Leave out the pictures and repeat every record exactly.
·····
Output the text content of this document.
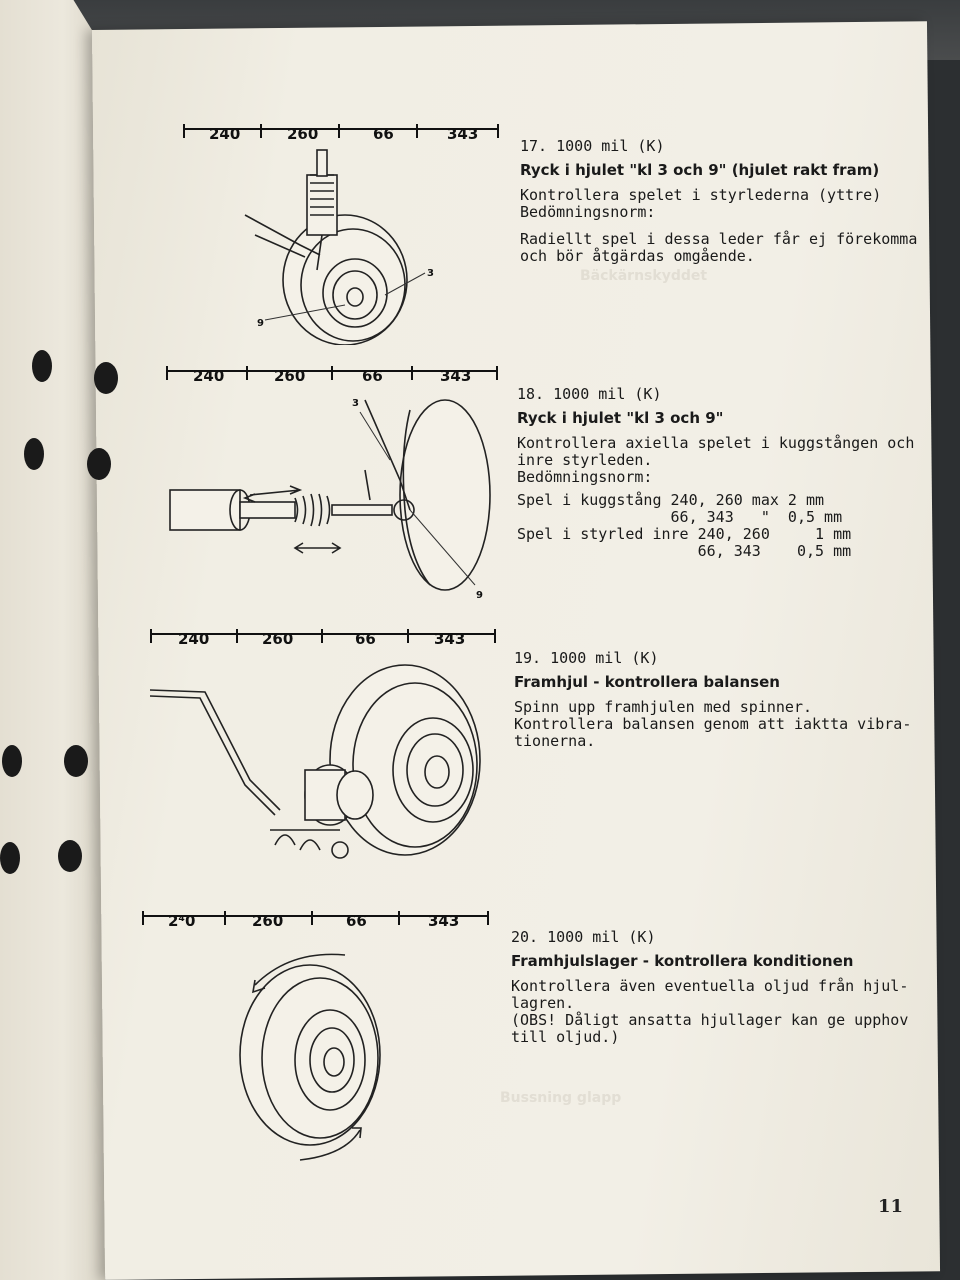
Bäckärnskyddet
Bussning glapp
240	260	66	343
240	260	66	343
240	260	66	343
2⁴0	260	66	343
3
9
3
9
17. 1000 mil (K)
Ryck i hjulet "kl 3 och 9" (hjulet rakt fram)
Kontrollera spelet i styrlederna (yttre)
Bedömningsnorm:
Radiellt spel i dessa leder får ej förekomma
och bör åtgärdas omgående.
18. 1000 mil (K)
Ryck i hjulet "kl 3 och 9"
Kontrollera axiella spelet i kuggstången och
inre styrleden.
Bedömningsnorm:
Spel i kuggstång 240, 260 max 2 mm
66, 343   "  0,5 mm
Spel i styrled inre 240, 260     1 mm
66, 343    0,5 mm
19. 1000 mil (K)
Framhjul - kontrollera balansen
Spinn upp framhjulen med spinner.
Kontrollera balansen genom att iaktta vibra-
tionerna.
20. 1000 mil (K)
Framhjulslager - kontrollera konditionen
Kontrollera även eventuella oljud från hjul-
lagren.
(OBS! Dåligt ansatta hjullager kan ge upphov
till oljud.)
11
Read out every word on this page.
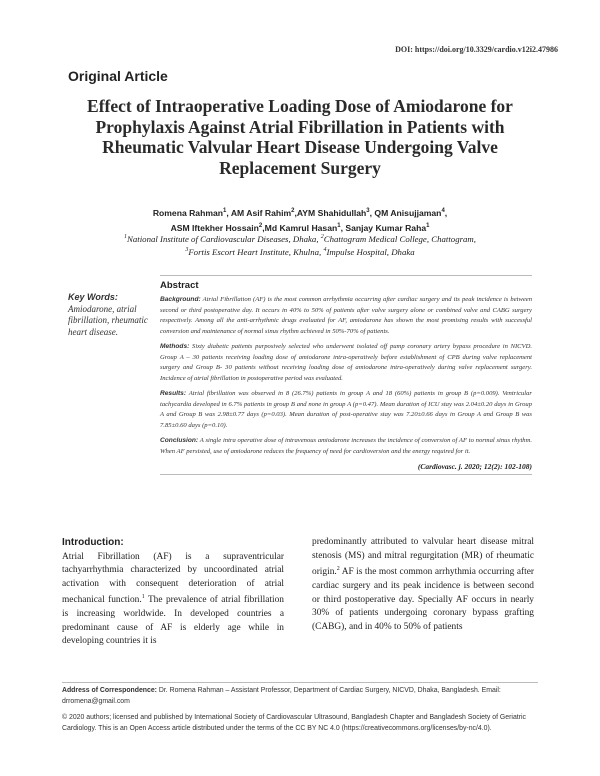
DOI: https://doi.org/10.3329/cardio.v12i2.47986
Original Article
Effect of Intraoperative Loading Dose of Amiodarone for Prophylaxis Against Atrial Fibrillation in Patients with Rheumatic Valvular Heart Disease Undergoing Valve Replacement Surgery
Romena Rahman$^1$, AM Asif Rahim$^2$,AYM Shahidullah$^3$, QM Anisujjaman$^4$,
ASM Iftekher Hossain$^2$,Md Kamrul Hasan$^1$, Sanjay Kumar Raha$^1$
$^1$National Institute of Cardiovascular Diseases, Dhaka, $^2$Chattogram Medical College, Chattogram,
$^3$Fortis Escort Heart Institute, Khulna, $^4$Impulse Hospital, Dhaka
Key Words:
Amiodarone, atrial fibrillation, rheumatic heart disease.
Abstract

Background: Atrial Fibrillation (AF) is the most common arrhythmia occurring after cardiac surgery and its peak incidence is between second or third postoperative day. It occurs in 40% to 50% of patients after valve surgery alone or combined valve and CABG surgery respectively. Among all the anti-arrhythmic drugs evaluated for AF, amiodarone has shown the most promising results with successful conversion and maintenance of normal sinus rhythm achieved in 50%-70% of patients.

Methods: Sixty diabetic patients purposively selected who underwent isolated off pump coronary artery bypass procedure in NICVD. Group A – 30 patients receiving loading dose of amiodarone intra-operatively before establishment of CPB during valve replacement surgery and Group B- 30 patients without receiving loading dose of amiodarone intra-operatively during valve replacement surgery. Incidence of atrial fibrillation in postoperative period was evaluated.

Results: Atrial fibrillation was observed in 8 (26.7%) patients in group A and 18 (60%) patients in group B (p=0.009). Ventricular tachycardia developed in 6.7% patients in group B and none in group A (p=0.47). Mean duration of ICU stay was 2.04±0.20 days in Group A and Group B was 2.98±0.77 days (p=0.03). Mean duration of post-operative stay was 7.20±0.66 days in Group A and Group B was 7.85±0.60 days (p=0.10).

Conclusion: A single intra operative dose of intravenous amiodarone increases the incidence of conversion of AF to normal sinus rhythm. When AF persisted, use of amiodarone reduces the frequency of need for cardioversion and the energy required for it.

(Cardiovasc. j. 2020; 12(2): 102-108)
Introduction:

Atrial Fibrillation (AF) is a supraventricular tachyarrhythmia characterized by uncoordinated atrial activation with consequent deterioration of atrial mechanical function.$^1$ The prevalence of atrial fibrillation is increasing worldwide. In developed countries a predominant cause of AF is elderly age while in developing countries it is

predominantly attributed to valvular heart disease mitral stenosis (MS) and mitral regurgitation (MR) of rheumatic origin.$^2$ AF is the most common arrhythmia occurring after cardiac surgery and its peak incidence is between second or third postoperative day. Specially AF occurs in nearly 30% of patients undergoing coronary bypass grafting (CABG), and in 40% to 50% of patients

Address of Correspondence: Dr. Romena Rahman – Assistant Professor, Department of Cardiac Surgery, NICVD, Dhaka, Bangladesh. Email: drromena@gmail.com

© 2020 authors; licensed and published by International Society of Cardiovascular Ultrasound, Bangladesh Chapter and Bangladesh Society of Geriatric Cardiology. This is an Open Access article distributed under the terms of the CC BY NC 4.0 (https://creativecommons.org/licenses/by-nc/4.0).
·····
» **Task solution**:
Output the text content of this document.
Bäckärnskyddet
Bussning glapp
240	260	66	343
240	260	66	343
240	260	66	343
2⁴0	260	66	343
3
9
3
9
17. 1000 mil (K)
Ryck i hjulet "kl 3 och 9" (hjulet rakt fram)
Kontrollera spelet i styrlederna (yttre)
Bedömningsnorm:
Radiellt spel i dessa leder får ej förekomma
och bör åtgärdas omgående.
18. 1000 mil (K)
Ryck i hjulet "kl 3 och 9"
Kontrollera axiella spelet i kuggstången och
inre styrleden.
Bedömningsnorm:
Spel i kuggstång 240, 260 max 2 mm
66, 343   "  0,5 mm
Spel i styrled inre 240, 260     1 mm
66, 343    0,5 mm
19. 1000 mil (K)
Framhjul - kontrollera balansen
Spinn upp framhjulen med spinner.
Kontrollera balansen genom att iaktta vibra-
tionerna.
20. 1000 mil (K)
Framhjulslager - kontrollera konditionen
Kontrollera även eventuella oljud från hjul-
lagren.
(OBS! Dåligt ansatta hjullager kan ge upphov
till oljud.)
11
Read out every word on this page.
DOI: https://doi.org/10.3329/cardio.v12i2.47986
Original Article
Effect of Intraoperative Loading Dose of Amiodarone for Prophylaxis Against Atrial Fibrillation in Patients with Rheumatic Valvular Heart Disease Undergoing Valve Replacement Surgery
Romena Rahman$^1$, AM Asif Rahim$^2$,AYM Shahidullah$^3$, QM Anisujjaman$^4$,
ASM Iftekher Hossain$^2$,Md Kamrul Hasan$^1$, Sanjay Kumar Raha$^1$
$^1$National Institute of Cardiovascular Diseases, Dhaka, $^2$Chattogram Medical College, Chattogram,
$^3$Fortis Escort Heart Institute, Khulna, $^4$Impulse Hospital, Dhaka
Key Words:
Amiodarone, atrial fibrillation, rheumatic heart disease.
Abstract

Background: Atrial Fibrillation (AF) is the most common arrhythmia occurring after cardiac surgery and its peak incidence is between second or third postoperative day. It occurs in 40% to 50% of patients after valve surgery alone or combined valve and CABG surgery respectively. Among all the anti-arrhythmic drugs evaluated for AF, amiodarone has shown the most promising results with successful conversion and maintenance of normal sinus rhythm achieved in 50%-70% of patients.

Methods: Sixty diabetic patients purposively selected who underwent isolated off pump coronary artery bypass procedure in NICVD. Group A – 30 patients receiving loading dose of amiodarone intra-operatively before establishment of CPB during valve replacement surgery and Group B- 30 patients without receiving loading dose of amiodarone intra-operatively during valve replacement surgery. Incidence of atrial fibrillation in postoperative period was evaluated.

Results: Atrial fibrillation was observed in 8 (26.7%) patients in group A and 18 (60%) patients in group B (p=0.009). Ventricular tachycardia developed in 6.7% patients in group B and none in group A (p=0.47). Mean duration of ICU stay was 2.04±0.20 days in Group A and Group B was 2.98±0.77 days (p=0.03). Mean duration of post-operative stay was 7.20±0.66 days in Group A and Group B was 7.85±0.60 days (p=0.10).

Conclusion: A single intra operative dose of intravenous amiodarone increases the incidence of conversion of AF to normal sinus rhythm. When AF persisted, use of amiodarone reduces the frequency of need for cardioversion and the energy required for it.

(Cardiovasc. j. 2020; 12(2): 102-108)
Introduction:

Atrial Fibrillation (AF) is a supraventricular tachyarrhythmia characterized by uncoordinated atrial activation with consequent deterioration of atrial mechanical function.$^1$ The prevalence of atrial fibrillation is increasing worldwide. In developed countries a predominant cause of AF is elderly age while in developing countries it is

predominantly attributed to valvular heart disease mitral stenosis (MS) and mitral regurgitation (MR) of rheumatic origin.$^2$ AF is the most common arrhythmia occurring after cardiac surgery and its peak incidence is between second or third postoperative day. Specially AF occurs in nearly 30% of patients undergoing coronary bypass grafting (CABG), and in 40% to 50% of patients

Address of Correspondence: Dr. Romena Rahman – Assistant Professor, Department of Cardiac Surgery, NICVD, Dhaka, Bangladesh. Email: drromena@gmail.com

© 2020 authors; licensed and published by International Society of Cardiovascular Ultrasound, Bangladesh Chapter and Bangladesh Society of Geriatric Cardiology. This is an Open Access article distributed under the terms of the CC BY NC 4.0 (https://creativecommons.org/licenses/by-nc/4.0).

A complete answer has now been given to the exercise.